Look for the string "protocol" in every line, and copy each line that has it.

Extracted information:
******
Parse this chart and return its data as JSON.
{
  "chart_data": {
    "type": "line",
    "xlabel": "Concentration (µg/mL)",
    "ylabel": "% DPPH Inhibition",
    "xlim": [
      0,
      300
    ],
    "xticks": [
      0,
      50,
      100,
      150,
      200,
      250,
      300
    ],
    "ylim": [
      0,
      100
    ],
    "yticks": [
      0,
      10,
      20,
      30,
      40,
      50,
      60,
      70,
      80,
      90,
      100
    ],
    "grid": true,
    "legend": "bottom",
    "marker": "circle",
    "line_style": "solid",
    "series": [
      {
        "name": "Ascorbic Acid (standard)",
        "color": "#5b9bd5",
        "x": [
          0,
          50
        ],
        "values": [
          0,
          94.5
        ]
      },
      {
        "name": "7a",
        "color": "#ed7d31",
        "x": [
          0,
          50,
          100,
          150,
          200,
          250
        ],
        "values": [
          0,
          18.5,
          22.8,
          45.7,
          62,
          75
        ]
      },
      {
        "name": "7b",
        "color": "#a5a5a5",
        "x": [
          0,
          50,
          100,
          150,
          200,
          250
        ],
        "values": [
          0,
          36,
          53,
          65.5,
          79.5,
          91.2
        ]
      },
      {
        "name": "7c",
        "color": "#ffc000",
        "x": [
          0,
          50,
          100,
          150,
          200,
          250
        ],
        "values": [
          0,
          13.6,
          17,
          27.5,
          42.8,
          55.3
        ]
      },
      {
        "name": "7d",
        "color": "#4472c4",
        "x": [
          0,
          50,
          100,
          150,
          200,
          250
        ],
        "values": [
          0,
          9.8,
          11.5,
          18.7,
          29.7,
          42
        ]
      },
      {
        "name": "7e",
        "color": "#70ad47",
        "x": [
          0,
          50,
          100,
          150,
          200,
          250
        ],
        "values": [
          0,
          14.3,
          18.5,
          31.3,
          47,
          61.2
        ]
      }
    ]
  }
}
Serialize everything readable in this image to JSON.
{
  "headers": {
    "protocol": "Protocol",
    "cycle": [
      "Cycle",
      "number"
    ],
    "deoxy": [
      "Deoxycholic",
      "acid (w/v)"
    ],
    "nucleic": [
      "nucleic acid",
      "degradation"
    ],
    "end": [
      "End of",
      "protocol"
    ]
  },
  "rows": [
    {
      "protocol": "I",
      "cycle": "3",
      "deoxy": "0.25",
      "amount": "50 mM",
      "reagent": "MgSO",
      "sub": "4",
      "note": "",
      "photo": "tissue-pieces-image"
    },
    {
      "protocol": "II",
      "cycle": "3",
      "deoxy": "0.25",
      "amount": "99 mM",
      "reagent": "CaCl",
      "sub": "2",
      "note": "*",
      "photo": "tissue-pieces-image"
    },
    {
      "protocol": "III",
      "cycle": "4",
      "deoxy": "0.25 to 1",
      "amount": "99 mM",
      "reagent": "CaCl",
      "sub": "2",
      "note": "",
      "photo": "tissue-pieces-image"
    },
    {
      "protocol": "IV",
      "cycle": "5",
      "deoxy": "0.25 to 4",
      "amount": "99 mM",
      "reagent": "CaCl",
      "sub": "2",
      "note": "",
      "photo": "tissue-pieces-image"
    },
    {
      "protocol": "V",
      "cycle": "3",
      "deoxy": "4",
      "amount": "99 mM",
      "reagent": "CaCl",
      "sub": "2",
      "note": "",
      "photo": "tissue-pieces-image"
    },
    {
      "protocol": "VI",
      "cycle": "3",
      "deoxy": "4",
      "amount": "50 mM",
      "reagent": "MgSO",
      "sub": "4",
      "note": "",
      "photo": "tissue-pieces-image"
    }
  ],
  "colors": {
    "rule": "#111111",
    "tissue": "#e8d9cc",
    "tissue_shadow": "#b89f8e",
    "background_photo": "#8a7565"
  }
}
******
Task solution:
    "protocol": "Protocol",
      "protocol"
      "protocol": "I",
      "protocol": "II",
      "protocol": "III",
      "protocol": "IV",
      "protocol": "V",
      "protocol": "VI",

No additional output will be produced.